▶ _TASK REQUIREMENTS_
Each entry below is to be extracted exactly.

------------------------------

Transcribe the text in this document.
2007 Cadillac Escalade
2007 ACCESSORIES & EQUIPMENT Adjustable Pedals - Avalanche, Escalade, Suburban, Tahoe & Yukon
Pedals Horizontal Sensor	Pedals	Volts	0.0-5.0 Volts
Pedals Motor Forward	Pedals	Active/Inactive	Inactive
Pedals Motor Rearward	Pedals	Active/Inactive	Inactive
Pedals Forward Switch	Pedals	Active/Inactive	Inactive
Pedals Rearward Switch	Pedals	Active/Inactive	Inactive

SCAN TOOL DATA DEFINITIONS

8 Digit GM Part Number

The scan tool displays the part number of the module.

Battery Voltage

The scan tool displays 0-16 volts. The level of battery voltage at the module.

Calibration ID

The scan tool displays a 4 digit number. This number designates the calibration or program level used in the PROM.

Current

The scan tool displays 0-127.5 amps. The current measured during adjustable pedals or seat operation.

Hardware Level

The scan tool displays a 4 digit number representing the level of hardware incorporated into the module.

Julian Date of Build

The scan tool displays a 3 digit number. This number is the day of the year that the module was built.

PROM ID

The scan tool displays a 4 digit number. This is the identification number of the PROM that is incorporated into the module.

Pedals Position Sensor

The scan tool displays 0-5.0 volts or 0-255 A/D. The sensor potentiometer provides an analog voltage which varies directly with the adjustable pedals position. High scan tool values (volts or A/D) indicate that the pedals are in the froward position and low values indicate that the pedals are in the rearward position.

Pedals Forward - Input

------------------------------

▶ _RESPONSE TO THIS EXERCISE_
Transcribe the text in this document.
2007 Cadillac Escalade
2007 ACCESSORIES & EQUIPMENT Adjustable Pedals - Avalanche, Escalade, Suburban, Tahoe & Yukon
Pedals Horizontal Sensor	Pedals	Volts	0.0-5.0 Volts
Pedals Motor Forward	Pedals	Active/Inactive	Inactive
Pedals Motor Rearward	Pedals	Active/Inactive	Inactive
Pedals Forward Switch	Pedals	Active/Inactive	Inactive
Pedals Rearward Switch	Pedals	Active/Inactive	Inactive

SCAN TOOL DATA DEFINITIONS

8 Digit GM Part Number

The scan tool displays the part number of the module.

Battery Voltage

The scan tool displays 0-16 volts. The level of battery voltage at the module.

Calibration ID

The scan tool displays a 4 digit number. This number designates the calibration or program level used in the PROM.

Current

The scan tool displays 0-127.5 amps. The current measured during adjustable pedals or seat operation.

Hardware Level

The scan tool displays a 4 digit number representing the level of hardware incorporated into the module.

Julian Date of Build

The scan tool displays a 3 digit number. This number is the day of the year that the module was built.

PROM ID

The scan tool displays a 4 digit number. This is the identification number of the PROM that is incorporated into the module.

Pedals Position Sensor

The scan tool displays 0-5.0 volts or 0-255 A/D. The sensor potentiometer provides an analog voltage which varies directly with the adjustable pedals position. High scan tool values (volts or A/D) indicate that the pedals are in the froward position and low values indicate that the pedals are in the rearward position.

Pedals Forward - Input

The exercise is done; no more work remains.